=== Problem to work on ===
Which lines hold the word "triangle"? Show each of them.

=== Task input ===

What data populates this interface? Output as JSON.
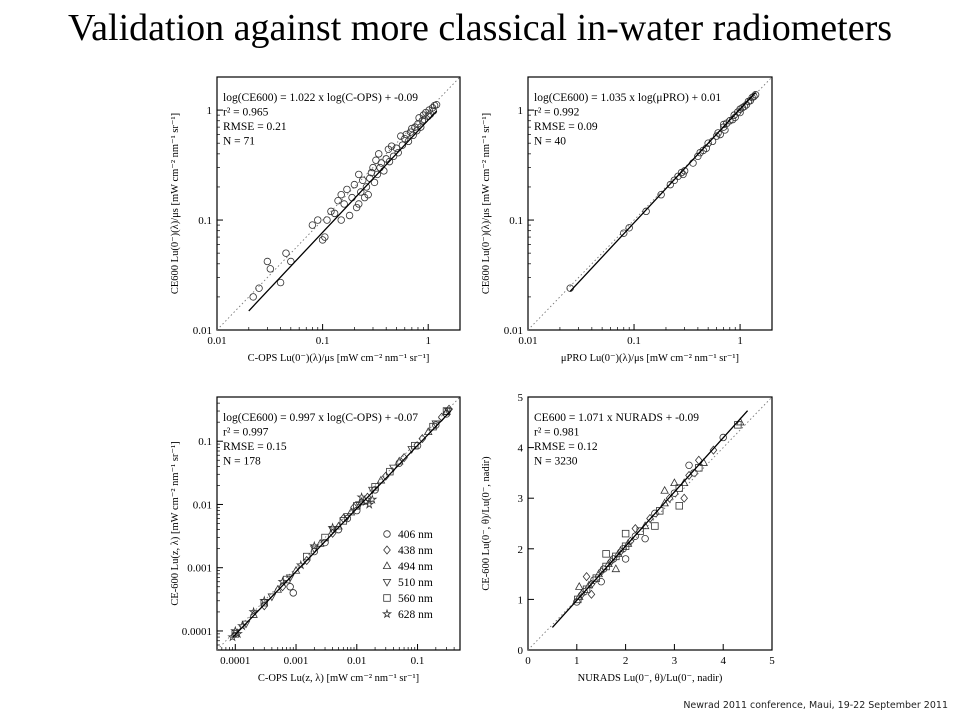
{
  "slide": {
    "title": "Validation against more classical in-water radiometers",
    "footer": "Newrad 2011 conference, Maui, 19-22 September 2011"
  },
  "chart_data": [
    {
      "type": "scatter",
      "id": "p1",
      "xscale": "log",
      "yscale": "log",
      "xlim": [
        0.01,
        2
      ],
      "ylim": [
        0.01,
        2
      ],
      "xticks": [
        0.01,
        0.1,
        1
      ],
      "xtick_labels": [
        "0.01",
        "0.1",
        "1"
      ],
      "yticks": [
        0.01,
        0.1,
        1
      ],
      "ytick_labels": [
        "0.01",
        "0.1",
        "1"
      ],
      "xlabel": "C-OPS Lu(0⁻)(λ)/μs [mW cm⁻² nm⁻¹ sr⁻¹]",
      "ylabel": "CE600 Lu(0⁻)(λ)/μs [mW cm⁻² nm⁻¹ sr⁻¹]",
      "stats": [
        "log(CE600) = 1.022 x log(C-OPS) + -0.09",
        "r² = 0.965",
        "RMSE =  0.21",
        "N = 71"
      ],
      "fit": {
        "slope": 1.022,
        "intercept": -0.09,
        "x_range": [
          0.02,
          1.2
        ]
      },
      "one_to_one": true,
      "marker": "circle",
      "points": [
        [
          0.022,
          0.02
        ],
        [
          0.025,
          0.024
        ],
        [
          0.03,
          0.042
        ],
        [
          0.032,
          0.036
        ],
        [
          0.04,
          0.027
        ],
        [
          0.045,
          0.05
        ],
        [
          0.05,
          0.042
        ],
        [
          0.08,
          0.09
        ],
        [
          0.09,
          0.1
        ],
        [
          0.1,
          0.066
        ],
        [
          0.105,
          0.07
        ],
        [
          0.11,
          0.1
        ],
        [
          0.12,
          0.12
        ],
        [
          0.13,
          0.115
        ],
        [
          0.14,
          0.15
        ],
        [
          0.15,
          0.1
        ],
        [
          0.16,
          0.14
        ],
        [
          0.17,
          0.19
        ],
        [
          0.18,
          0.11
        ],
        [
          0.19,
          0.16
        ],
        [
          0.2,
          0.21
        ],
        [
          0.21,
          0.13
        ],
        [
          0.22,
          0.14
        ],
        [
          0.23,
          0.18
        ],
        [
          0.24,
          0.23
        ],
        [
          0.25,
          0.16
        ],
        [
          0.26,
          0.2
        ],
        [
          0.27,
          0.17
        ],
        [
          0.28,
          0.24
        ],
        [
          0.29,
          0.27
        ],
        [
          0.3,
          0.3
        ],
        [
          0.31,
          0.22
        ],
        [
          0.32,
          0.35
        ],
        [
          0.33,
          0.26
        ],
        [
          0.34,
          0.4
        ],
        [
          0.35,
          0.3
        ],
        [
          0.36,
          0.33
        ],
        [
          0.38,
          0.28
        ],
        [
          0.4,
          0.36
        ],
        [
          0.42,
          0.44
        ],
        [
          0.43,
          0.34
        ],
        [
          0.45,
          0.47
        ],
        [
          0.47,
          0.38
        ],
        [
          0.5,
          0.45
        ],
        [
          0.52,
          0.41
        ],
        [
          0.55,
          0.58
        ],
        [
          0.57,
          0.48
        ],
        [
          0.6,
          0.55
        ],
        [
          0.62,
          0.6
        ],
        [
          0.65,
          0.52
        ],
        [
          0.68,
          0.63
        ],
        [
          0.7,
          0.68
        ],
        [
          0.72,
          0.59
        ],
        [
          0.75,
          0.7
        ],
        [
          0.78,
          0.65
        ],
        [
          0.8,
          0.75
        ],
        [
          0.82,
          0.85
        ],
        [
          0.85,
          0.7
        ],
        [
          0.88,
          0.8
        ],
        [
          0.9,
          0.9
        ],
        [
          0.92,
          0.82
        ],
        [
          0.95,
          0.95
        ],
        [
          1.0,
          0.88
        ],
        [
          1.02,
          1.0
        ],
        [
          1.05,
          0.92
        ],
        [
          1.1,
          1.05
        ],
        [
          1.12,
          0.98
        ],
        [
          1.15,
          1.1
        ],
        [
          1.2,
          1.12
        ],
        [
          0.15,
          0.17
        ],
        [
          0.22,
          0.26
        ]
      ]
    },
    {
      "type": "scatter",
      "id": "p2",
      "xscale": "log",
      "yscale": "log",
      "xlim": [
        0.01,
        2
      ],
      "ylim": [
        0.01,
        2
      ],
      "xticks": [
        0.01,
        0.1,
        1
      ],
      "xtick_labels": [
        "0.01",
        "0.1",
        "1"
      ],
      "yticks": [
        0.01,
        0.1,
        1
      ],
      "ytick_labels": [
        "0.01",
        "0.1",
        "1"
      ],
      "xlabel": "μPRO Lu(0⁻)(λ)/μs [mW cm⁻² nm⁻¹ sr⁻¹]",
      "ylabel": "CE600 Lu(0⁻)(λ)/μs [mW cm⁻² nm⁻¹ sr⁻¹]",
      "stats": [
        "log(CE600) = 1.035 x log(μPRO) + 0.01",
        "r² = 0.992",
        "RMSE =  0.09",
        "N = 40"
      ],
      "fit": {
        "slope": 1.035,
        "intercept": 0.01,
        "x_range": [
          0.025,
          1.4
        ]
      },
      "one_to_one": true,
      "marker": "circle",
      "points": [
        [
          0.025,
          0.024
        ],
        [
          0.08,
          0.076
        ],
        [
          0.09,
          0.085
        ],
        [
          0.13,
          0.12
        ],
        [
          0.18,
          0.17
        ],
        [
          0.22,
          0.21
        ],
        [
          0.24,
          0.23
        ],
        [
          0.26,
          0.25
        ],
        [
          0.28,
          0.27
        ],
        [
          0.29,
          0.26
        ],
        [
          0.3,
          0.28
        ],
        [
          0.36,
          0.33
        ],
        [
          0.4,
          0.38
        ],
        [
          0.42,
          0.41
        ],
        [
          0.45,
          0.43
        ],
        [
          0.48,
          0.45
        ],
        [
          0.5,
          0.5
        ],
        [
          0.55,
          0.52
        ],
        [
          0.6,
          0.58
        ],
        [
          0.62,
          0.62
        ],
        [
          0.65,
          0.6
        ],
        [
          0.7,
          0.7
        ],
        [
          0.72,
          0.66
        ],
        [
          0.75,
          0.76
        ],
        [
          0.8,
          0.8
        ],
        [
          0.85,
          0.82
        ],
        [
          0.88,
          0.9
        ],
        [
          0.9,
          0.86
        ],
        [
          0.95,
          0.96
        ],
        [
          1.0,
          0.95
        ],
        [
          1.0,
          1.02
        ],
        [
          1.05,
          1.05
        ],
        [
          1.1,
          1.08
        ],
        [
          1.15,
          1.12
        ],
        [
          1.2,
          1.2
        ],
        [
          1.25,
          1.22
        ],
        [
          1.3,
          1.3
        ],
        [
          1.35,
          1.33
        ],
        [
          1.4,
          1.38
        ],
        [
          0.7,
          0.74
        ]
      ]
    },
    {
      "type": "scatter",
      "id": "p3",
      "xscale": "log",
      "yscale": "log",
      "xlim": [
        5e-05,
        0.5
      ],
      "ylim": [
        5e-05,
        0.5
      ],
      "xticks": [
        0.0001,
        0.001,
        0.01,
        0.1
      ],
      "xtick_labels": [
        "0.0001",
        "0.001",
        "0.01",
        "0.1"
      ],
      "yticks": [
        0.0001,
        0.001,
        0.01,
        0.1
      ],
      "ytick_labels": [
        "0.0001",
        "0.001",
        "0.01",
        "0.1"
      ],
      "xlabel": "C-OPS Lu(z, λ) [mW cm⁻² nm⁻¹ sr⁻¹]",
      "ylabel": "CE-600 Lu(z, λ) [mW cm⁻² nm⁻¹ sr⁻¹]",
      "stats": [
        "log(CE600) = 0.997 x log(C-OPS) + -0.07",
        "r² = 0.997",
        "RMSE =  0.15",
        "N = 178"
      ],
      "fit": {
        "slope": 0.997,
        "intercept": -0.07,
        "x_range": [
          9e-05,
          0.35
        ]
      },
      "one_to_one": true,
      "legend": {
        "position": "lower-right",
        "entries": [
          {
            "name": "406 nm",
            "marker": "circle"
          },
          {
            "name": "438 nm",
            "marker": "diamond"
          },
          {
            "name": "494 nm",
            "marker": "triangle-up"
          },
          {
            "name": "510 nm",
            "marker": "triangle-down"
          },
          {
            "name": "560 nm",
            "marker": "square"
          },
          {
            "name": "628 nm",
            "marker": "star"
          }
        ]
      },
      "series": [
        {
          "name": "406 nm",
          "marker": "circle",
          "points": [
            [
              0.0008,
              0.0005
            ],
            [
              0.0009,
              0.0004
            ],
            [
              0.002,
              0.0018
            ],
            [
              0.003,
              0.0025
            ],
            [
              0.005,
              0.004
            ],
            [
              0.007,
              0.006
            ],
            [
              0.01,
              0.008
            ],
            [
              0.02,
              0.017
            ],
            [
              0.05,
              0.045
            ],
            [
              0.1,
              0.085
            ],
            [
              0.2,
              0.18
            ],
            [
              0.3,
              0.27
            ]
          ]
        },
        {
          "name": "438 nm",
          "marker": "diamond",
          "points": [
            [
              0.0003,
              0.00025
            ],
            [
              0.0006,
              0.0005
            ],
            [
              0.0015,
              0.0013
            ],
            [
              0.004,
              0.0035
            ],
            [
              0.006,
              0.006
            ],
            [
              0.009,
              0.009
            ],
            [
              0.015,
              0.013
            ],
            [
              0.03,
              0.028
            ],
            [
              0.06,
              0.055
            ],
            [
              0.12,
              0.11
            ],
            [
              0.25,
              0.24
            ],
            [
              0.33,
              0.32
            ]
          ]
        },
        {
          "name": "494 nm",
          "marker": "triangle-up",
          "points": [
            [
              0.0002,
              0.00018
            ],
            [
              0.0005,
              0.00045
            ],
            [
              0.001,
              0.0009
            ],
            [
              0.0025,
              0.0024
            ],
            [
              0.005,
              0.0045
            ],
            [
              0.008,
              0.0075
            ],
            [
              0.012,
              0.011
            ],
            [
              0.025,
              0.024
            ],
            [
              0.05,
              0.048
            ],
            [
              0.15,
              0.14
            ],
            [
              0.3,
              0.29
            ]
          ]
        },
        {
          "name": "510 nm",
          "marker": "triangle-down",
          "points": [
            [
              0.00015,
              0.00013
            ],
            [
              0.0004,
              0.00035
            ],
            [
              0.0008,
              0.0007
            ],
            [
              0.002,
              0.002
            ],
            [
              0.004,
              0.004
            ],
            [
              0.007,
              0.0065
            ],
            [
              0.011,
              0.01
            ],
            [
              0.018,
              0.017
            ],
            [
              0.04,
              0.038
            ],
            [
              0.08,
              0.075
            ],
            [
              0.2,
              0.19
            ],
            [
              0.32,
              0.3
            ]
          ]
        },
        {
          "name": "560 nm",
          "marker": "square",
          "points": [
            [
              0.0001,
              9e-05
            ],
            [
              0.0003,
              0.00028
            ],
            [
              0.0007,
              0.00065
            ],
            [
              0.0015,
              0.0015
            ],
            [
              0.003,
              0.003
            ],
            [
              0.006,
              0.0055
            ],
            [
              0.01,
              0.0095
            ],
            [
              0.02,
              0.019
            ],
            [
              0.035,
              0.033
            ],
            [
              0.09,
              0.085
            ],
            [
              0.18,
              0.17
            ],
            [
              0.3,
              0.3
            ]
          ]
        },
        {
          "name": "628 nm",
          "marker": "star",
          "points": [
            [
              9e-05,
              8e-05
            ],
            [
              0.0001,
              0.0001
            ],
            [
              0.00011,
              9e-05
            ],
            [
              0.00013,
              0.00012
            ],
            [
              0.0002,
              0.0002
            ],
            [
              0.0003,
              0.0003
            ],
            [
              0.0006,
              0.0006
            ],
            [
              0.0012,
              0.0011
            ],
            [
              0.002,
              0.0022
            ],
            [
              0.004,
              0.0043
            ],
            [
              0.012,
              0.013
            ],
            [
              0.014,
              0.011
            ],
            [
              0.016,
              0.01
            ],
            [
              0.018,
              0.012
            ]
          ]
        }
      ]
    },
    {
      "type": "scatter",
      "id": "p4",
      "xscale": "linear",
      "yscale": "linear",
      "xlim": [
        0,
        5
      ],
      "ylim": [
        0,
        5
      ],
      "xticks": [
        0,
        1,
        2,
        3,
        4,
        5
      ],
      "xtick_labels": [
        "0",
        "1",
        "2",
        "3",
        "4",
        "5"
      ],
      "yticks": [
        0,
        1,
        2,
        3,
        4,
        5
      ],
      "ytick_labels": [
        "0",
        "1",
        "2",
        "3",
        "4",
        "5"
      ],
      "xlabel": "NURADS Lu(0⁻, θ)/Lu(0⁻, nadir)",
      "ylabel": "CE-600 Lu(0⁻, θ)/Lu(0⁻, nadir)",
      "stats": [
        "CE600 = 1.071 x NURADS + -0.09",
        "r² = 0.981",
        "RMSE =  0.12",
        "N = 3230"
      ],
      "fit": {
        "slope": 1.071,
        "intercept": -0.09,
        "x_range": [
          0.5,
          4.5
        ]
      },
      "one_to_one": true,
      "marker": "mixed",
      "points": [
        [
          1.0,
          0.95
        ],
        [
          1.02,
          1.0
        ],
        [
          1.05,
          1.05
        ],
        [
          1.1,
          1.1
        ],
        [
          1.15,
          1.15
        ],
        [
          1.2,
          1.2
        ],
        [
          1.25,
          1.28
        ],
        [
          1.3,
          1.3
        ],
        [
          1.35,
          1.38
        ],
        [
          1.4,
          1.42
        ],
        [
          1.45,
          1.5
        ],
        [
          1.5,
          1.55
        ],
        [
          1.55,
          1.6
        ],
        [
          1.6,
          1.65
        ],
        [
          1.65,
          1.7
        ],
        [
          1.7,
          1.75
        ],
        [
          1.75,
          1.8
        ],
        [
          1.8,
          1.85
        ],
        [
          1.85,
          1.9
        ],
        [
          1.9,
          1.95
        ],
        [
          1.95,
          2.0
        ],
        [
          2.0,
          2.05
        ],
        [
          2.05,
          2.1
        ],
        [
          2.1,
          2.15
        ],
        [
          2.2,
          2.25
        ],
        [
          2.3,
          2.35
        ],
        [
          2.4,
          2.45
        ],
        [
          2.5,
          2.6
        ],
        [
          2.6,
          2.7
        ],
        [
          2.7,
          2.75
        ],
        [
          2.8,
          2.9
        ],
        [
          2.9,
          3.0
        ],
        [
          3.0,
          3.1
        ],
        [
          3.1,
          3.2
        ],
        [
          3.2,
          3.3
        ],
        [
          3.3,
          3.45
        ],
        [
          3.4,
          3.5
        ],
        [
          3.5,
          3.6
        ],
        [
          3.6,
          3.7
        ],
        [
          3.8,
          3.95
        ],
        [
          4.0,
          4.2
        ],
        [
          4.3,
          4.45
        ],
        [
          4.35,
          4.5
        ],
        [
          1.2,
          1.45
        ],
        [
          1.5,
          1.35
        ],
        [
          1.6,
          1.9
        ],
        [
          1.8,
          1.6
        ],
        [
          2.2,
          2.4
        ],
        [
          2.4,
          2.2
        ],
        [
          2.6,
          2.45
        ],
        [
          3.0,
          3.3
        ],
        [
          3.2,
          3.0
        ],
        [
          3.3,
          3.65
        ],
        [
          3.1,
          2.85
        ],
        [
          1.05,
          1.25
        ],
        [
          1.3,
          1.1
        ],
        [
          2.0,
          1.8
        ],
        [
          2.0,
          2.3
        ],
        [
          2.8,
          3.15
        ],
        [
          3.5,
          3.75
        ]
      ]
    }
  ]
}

=== Result for this task ===
            "marker": "triangle-up"
            "marker": "triangle-down"
          "marker": "triangle-up",
          "marker": "triangle-down",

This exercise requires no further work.